Region boundary data:
+ + + + +
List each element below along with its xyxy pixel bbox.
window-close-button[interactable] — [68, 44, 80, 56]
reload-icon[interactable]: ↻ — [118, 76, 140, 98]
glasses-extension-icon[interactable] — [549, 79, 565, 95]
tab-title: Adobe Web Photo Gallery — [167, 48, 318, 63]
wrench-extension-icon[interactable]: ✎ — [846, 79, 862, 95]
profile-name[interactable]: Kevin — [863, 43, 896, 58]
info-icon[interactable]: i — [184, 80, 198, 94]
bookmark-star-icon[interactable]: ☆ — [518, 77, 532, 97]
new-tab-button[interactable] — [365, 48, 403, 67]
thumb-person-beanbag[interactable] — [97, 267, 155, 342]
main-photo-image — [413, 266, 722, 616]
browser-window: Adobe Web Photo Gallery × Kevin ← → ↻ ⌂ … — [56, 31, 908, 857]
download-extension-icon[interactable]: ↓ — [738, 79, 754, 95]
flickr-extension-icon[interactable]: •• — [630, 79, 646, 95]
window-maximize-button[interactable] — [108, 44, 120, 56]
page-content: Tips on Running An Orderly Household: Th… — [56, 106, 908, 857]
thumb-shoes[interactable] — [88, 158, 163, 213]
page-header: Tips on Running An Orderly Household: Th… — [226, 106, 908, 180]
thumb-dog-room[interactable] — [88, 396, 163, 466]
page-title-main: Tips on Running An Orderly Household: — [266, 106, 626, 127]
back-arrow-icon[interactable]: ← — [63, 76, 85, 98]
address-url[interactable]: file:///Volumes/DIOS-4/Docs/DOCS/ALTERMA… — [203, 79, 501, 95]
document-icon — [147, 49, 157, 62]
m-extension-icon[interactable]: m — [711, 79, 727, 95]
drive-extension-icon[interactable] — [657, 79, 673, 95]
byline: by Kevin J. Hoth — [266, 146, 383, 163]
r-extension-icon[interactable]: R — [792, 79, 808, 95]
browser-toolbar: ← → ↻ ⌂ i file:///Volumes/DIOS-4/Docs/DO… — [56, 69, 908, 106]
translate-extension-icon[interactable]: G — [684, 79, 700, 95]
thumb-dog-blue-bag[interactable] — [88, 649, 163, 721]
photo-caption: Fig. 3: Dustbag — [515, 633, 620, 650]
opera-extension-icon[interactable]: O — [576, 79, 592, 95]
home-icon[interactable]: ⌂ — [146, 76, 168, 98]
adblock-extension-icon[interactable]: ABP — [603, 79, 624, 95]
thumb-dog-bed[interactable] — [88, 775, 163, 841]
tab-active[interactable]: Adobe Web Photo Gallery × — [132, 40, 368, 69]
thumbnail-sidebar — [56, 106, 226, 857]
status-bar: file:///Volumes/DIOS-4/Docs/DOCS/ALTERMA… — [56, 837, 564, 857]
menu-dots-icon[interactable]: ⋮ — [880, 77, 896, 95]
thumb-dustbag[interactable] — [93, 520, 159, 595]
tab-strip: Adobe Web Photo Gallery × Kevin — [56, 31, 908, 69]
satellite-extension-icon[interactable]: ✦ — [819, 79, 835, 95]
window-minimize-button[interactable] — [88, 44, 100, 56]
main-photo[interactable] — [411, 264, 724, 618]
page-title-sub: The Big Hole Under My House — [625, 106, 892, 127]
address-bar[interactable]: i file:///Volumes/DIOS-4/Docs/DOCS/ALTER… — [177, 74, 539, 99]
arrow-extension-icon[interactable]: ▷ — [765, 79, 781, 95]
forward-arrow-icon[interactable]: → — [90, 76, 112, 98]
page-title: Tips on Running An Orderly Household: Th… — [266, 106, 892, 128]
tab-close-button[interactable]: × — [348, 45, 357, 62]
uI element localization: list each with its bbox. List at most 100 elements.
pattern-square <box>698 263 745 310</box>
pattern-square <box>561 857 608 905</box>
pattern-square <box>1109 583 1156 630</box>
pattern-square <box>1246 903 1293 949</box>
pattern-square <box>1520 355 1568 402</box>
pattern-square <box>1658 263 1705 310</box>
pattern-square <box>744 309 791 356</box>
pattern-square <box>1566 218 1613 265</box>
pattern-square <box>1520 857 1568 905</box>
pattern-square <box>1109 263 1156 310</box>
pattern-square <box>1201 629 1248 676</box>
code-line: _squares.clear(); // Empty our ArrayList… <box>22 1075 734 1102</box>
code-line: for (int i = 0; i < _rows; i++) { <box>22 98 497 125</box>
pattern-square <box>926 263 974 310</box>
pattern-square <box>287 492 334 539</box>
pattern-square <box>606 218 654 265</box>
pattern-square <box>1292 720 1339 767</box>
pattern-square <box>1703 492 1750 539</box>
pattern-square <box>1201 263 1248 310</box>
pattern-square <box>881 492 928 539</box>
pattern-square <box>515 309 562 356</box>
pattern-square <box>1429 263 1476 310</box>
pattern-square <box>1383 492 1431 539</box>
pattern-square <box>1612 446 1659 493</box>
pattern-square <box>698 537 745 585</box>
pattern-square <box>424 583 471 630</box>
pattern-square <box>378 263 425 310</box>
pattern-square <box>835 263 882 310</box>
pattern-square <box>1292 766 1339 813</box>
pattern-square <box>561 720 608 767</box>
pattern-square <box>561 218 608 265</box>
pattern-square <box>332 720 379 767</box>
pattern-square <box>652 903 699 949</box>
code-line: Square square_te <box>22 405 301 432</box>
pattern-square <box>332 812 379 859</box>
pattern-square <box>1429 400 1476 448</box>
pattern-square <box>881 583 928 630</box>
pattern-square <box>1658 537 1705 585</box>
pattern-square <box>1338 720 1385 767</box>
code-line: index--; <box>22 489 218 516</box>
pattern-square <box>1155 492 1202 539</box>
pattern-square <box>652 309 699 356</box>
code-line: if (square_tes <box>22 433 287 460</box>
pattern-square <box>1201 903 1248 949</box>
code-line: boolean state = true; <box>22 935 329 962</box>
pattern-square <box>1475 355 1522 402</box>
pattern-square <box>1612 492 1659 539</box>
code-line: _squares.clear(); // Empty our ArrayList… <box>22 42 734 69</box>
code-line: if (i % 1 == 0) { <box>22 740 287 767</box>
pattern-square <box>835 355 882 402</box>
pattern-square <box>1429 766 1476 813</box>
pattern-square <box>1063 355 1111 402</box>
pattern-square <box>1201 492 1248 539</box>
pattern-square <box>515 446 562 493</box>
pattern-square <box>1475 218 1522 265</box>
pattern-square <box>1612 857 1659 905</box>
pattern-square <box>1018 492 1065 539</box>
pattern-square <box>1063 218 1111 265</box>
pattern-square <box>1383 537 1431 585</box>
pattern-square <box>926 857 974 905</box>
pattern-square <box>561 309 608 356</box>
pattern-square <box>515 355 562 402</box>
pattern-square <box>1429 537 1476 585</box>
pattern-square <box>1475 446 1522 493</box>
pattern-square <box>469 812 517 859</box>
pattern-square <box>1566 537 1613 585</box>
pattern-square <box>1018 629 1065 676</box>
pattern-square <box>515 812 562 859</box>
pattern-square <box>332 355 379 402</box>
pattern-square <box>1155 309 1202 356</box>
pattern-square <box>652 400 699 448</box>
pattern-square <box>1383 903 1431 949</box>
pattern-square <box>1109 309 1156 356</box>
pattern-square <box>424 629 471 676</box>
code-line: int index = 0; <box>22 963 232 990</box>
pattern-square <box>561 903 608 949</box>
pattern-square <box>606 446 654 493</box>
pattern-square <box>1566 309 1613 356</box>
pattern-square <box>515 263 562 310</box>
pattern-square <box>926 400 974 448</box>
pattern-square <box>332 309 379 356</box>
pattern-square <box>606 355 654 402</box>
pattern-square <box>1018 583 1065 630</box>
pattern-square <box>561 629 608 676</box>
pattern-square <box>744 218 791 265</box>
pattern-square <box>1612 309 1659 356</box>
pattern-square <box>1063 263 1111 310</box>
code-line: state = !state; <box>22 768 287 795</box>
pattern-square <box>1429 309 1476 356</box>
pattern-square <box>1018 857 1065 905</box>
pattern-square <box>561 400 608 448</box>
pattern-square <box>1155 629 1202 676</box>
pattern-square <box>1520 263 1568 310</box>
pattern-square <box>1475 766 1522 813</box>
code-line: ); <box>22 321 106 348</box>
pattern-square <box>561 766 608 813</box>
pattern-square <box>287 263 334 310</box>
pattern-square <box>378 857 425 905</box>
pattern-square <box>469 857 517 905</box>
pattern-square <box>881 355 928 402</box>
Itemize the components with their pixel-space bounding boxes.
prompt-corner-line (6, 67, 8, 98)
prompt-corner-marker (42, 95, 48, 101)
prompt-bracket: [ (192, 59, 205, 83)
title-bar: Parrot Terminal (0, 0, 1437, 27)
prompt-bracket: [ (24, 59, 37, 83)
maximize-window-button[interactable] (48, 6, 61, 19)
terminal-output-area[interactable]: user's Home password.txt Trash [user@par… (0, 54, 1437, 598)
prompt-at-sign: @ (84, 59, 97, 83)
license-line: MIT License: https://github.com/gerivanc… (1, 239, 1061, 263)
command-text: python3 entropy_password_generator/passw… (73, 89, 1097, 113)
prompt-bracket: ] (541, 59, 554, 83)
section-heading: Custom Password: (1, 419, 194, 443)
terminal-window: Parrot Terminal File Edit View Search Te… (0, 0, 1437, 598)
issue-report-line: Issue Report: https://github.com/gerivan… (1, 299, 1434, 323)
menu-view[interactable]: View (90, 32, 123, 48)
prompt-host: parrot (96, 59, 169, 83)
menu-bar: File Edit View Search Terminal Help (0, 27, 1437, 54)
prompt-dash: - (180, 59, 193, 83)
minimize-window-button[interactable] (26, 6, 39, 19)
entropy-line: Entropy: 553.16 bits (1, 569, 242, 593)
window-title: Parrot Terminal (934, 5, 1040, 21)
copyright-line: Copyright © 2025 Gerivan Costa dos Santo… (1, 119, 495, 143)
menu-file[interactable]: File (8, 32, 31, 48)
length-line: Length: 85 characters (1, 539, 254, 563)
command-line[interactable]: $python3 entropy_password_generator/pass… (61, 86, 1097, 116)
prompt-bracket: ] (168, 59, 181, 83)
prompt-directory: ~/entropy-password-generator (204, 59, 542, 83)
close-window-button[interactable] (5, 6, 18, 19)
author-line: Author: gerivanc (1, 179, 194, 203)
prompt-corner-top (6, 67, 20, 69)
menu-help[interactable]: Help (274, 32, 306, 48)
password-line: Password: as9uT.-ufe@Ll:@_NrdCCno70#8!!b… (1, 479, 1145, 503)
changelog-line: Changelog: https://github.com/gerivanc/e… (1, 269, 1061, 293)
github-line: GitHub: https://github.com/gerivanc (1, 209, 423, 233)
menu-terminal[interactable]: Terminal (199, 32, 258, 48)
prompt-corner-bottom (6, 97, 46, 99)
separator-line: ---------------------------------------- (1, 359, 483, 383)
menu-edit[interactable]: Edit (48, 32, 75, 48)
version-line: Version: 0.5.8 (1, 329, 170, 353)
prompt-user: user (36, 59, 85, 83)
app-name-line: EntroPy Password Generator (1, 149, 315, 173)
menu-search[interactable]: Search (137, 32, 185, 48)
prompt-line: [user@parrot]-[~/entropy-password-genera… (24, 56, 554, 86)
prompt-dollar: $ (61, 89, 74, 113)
+ + + + +
Aim of the task
Reproduce word for word the stretch of the data from its start through the line containing "glasses-extension-icon[interactable] — [549, 79, 565, 95]".

Written solution
List each element below along with its xyxy pixel bbox.
window-close-button[interactable] — [68, 44, 80, 56]
reload-icon[interactable]: ↻ — [118, 76, 140, 98]
glasses-extension-icon[interactable] — [549, 79, 565, 95]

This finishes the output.